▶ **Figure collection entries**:
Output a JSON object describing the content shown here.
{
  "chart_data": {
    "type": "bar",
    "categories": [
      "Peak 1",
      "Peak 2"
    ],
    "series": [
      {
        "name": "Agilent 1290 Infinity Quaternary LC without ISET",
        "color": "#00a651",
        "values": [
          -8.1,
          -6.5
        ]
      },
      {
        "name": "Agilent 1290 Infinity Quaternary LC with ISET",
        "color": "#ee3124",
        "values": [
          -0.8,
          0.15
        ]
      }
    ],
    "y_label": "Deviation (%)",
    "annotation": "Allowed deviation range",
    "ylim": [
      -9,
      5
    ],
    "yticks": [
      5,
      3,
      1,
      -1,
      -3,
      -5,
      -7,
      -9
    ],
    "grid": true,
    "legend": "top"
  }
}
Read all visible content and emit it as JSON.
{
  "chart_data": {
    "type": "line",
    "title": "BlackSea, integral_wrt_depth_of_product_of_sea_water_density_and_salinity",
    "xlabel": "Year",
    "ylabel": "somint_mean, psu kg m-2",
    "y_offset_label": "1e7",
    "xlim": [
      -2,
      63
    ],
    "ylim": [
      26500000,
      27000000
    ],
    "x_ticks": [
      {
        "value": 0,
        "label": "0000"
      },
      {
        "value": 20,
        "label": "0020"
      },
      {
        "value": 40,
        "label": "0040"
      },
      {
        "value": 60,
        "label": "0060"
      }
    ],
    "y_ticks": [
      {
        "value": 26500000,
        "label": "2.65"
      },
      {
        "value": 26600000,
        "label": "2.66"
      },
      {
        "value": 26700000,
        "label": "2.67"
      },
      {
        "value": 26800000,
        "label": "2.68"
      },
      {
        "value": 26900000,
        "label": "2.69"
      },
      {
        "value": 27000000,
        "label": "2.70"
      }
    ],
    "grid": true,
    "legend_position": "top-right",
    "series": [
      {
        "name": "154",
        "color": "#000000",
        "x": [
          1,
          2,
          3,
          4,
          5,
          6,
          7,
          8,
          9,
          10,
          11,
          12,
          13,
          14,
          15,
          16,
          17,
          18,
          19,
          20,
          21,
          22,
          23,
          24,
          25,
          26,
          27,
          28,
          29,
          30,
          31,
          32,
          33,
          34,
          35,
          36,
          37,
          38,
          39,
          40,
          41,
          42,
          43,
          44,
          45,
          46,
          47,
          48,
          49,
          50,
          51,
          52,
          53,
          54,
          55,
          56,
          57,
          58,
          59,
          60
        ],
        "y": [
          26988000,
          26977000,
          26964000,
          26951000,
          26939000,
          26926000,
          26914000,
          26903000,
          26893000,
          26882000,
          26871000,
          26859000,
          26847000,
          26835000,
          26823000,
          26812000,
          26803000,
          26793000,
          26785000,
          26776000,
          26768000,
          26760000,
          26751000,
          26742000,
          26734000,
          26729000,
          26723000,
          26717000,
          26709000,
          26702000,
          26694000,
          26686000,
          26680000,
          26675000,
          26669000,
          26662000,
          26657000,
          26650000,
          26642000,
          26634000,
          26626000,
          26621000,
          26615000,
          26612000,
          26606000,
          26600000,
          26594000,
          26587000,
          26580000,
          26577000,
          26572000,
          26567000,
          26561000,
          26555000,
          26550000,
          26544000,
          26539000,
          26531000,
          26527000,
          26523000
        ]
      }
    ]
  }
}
--
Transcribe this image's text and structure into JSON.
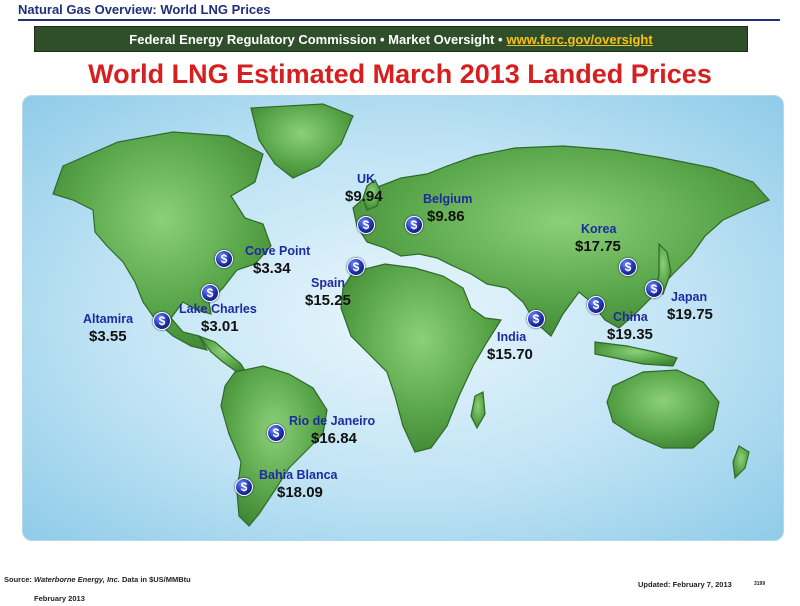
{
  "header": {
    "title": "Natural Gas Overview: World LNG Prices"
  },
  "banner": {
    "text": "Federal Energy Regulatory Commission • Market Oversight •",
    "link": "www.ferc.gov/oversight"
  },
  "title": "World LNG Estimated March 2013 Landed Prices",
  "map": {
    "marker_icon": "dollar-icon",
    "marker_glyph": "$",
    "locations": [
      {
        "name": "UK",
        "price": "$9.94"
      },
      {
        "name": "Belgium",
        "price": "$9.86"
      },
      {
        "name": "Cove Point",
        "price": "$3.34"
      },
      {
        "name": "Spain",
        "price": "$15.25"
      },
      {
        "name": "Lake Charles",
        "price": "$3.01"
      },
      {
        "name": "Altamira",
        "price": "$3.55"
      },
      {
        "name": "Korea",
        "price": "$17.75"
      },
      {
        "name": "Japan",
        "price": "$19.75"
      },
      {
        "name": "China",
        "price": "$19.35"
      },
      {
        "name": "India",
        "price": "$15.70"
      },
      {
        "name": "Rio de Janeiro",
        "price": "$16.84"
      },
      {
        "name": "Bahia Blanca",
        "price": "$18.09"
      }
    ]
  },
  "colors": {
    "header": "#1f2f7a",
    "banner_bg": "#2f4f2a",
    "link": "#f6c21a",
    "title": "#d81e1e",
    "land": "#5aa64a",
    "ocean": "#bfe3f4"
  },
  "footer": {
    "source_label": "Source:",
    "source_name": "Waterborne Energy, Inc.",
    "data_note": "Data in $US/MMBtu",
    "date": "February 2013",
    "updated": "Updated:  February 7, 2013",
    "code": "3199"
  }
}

▶ **Required task**: Find the word "Prices" in the material, then list each line that holds it.

▶ **Task result**:
    "title": "Natural Gas Overview: World LNG Prices"
  "title": "World LNG Estimated March 2013 Landed Prices",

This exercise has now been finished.